## [AIM OF THE EXERCISE]
Collect all lines containing the word "image" from the data.

## [MATERIAL SHOWN]
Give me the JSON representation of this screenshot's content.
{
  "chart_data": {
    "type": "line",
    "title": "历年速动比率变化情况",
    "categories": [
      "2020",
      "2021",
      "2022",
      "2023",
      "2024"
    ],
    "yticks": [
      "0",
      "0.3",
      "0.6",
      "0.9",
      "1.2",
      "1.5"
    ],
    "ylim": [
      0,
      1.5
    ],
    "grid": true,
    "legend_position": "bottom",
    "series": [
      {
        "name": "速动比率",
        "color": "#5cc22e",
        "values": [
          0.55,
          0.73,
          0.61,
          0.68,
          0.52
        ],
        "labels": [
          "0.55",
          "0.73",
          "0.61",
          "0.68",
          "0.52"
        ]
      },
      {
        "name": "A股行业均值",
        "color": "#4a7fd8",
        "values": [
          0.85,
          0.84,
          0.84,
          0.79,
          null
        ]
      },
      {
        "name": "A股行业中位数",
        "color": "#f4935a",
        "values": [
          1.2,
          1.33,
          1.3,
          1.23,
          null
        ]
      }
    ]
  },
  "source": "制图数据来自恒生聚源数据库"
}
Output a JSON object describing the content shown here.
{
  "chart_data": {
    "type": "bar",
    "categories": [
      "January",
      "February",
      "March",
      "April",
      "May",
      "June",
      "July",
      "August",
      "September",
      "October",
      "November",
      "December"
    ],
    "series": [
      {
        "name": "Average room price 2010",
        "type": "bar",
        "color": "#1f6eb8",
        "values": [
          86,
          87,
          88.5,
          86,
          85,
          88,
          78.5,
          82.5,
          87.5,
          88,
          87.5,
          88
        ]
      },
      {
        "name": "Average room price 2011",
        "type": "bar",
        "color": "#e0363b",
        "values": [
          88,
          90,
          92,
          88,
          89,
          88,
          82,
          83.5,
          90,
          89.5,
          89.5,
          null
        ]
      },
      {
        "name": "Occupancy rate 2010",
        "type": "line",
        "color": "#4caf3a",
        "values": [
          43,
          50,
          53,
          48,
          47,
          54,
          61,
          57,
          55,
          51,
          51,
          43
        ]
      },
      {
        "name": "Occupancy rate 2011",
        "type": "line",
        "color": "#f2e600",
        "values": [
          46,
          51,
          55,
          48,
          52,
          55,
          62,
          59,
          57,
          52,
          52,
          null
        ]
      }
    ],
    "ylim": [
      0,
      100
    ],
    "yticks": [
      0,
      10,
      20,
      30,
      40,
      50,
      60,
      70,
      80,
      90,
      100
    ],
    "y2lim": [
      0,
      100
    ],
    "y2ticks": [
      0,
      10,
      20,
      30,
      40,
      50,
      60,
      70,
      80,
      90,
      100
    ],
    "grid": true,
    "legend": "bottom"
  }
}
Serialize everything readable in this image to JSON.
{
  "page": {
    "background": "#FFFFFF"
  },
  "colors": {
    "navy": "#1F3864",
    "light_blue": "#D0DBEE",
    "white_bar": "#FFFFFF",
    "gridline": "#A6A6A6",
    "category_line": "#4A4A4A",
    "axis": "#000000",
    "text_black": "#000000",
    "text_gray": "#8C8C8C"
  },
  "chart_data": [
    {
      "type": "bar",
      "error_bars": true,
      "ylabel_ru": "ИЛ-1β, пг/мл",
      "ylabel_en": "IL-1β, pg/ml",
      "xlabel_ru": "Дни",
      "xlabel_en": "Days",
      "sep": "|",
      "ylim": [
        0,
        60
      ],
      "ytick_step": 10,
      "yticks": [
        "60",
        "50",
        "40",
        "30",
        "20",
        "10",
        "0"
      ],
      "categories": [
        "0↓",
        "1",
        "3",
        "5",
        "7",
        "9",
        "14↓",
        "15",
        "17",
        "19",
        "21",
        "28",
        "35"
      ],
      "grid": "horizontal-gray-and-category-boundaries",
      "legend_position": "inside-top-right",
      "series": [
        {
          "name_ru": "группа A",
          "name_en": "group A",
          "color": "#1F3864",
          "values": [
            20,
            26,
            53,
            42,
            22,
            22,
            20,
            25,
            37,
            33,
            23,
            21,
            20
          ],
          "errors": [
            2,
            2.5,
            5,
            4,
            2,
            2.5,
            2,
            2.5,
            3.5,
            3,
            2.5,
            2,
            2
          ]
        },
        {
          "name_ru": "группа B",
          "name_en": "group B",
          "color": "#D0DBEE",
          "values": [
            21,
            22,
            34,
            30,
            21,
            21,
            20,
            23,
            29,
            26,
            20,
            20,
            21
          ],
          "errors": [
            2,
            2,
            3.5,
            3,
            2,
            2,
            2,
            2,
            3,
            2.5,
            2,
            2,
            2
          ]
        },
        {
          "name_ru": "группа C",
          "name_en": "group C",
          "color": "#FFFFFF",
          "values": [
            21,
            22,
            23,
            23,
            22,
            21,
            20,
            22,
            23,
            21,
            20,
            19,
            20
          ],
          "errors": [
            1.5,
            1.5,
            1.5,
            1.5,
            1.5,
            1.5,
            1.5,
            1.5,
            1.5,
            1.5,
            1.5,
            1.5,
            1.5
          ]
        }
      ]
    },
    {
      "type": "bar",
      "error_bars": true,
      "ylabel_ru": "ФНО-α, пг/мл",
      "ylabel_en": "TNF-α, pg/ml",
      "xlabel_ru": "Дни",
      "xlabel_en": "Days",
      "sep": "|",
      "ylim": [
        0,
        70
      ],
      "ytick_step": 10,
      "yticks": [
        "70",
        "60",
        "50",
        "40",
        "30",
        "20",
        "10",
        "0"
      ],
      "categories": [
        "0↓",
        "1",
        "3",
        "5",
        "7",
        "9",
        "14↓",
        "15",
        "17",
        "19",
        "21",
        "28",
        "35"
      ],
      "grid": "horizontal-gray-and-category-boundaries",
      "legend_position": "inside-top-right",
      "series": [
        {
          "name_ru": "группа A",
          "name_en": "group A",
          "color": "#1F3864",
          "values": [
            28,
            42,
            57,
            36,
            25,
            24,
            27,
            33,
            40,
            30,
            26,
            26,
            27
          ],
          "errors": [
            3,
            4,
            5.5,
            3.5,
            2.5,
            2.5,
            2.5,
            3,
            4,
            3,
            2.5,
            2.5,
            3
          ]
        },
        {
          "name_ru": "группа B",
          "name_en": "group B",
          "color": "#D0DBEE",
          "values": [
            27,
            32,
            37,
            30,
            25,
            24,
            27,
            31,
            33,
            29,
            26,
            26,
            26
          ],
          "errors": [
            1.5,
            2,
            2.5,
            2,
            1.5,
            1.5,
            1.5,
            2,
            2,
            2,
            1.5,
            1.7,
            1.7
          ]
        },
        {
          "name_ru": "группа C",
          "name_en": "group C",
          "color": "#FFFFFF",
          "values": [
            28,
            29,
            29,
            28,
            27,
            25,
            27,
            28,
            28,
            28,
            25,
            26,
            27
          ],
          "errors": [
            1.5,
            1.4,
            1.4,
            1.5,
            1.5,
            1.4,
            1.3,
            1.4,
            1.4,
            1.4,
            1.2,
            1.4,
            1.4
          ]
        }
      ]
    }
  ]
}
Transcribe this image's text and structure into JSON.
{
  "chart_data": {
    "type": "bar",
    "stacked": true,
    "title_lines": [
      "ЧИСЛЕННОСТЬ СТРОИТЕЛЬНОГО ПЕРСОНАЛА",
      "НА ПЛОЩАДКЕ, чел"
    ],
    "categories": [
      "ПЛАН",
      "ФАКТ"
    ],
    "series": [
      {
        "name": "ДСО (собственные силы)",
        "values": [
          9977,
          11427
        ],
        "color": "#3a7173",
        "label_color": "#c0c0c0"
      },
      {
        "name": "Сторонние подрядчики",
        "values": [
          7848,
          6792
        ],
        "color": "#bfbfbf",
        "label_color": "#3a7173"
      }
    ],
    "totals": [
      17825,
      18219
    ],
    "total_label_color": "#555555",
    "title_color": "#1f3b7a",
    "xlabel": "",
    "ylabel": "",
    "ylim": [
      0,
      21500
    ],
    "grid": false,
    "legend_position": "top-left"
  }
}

## [FINAL RESULT]
Serialize everything readable in this image to JSON.
Transcribe this image's text and structure into JSON.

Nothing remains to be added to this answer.